Brief » Search the material for the word "link" and copy each line that holds it.

* Begin Data entries *

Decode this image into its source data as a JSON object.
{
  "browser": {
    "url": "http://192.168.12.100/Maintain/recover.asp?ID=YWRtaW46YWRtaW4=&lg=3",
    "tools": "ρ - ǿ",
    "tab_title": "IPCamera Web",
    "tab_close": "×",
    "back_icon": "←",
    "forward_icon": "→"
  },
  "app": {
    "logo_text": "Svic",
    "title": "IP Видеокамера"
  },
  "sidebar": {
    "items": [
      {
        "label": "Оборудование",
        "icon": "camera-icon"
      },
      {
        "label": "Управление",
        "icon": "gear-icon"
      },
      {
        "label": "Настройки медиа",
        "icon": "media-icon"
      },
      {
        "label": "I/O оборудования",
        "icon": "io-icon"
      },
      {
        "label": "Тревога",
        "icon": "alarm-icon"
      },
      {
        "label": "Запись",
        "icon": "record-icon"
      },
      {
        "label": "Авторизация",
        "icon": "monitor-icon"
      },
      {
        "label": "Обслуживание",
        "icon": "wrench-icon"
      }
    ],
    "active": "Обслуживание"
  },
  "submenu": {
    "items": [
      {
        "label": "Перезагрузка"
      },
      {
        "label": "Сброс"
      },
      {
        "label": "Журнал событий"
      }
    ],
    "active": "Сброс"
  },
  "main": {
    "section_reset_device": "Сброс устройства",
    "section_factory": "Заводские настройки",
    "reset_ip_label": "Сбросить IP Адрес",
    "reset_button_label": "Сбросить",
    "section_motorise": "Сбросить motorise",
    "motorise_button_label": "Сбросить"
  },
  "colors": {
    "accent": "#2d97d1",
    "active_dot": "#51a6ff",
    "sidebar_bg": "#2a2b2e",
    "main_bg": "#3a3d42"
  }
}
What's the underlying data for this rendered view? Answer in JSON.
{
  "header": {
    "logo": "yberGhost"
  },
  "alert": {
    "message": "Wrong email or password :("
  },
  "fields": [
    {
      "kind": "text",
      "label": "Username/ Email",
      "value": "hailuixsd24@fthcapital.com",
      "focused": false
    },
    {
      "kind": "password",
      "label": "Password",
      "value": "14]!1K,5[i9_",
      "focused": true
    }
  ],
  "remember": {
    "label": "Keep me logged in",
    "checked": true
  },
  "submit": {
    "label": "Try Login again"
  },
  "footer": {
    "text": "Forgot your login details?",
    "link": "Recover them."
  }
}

* End Data entries *
* Begin Data entries *

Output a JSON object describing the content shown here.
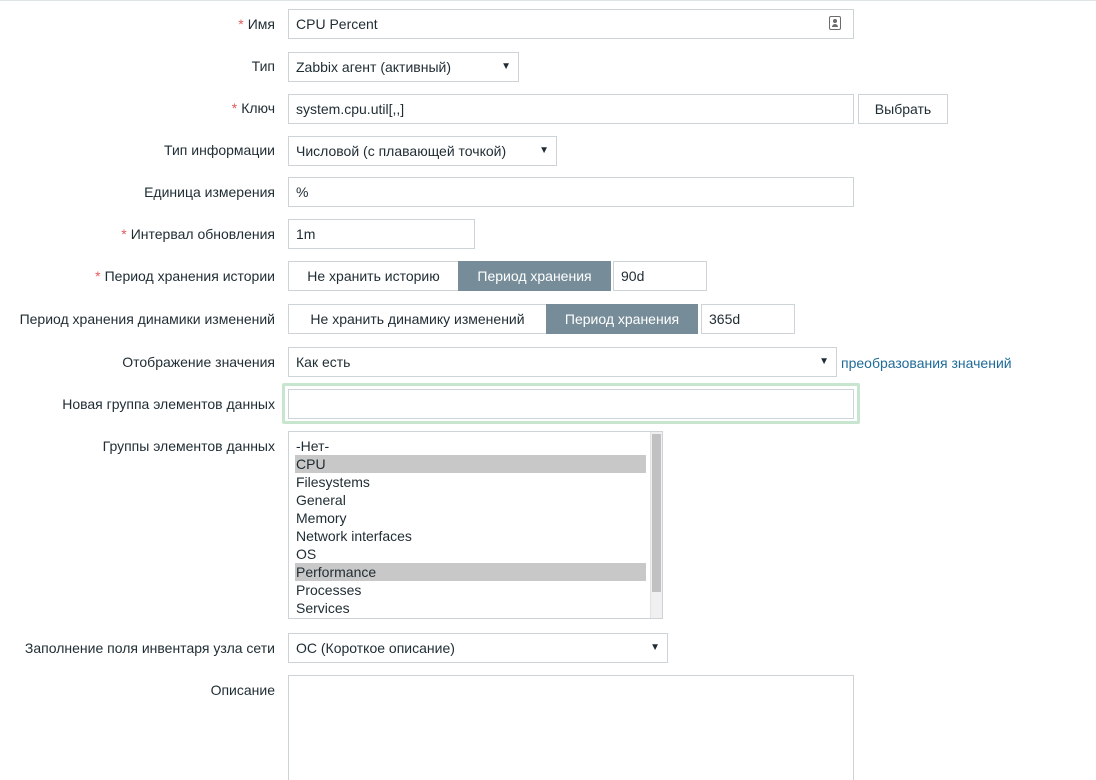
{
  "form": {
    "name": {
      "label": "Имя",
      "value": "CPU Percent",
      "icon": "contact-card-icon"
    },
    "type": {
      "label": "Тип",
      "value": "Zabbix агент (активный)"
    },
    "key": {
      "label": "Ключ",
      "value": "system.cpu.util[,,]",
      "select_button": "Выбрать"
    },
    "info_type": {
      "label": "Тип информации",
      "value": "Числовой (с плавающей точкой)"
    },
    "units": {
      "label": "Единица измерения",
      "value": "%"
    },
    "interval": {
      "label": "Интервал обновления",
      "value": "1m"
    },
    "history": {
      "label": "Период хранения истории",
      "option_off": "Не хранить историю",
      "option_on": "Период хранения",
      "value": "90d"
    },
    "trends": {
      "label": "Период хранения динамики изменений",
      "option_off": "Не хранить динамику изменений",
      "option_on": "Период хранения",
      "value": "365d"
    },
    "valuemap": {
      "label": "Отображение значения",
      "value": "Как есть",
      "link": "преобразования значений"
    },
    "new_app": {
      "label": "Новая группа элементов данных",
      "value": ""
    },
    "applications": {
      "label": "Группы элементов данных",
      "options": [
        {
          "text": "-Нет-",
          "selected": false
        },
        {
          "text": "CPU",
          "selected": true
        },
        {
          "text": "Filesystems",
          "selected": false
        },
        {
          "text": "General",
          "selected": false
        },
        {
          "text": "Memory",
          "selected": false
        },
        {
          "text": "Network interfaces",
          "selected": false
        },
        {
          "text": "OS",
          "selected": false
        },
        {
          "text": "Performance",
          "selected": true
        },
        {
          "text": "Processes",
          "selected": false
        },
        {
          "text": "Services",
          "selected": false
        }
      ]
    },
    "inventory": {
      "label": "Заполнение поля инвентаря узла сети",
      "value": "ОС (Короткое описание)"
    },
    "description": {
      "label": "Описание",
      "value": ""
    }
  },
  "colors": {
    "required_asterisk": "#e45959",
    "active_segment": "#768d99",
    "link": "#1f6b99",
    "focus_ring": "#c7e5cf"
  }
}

* End Data entries *

Problem solution »
    "link": "Recover them."
      "link": "преобразования значений"
    "link": "#1f6b99",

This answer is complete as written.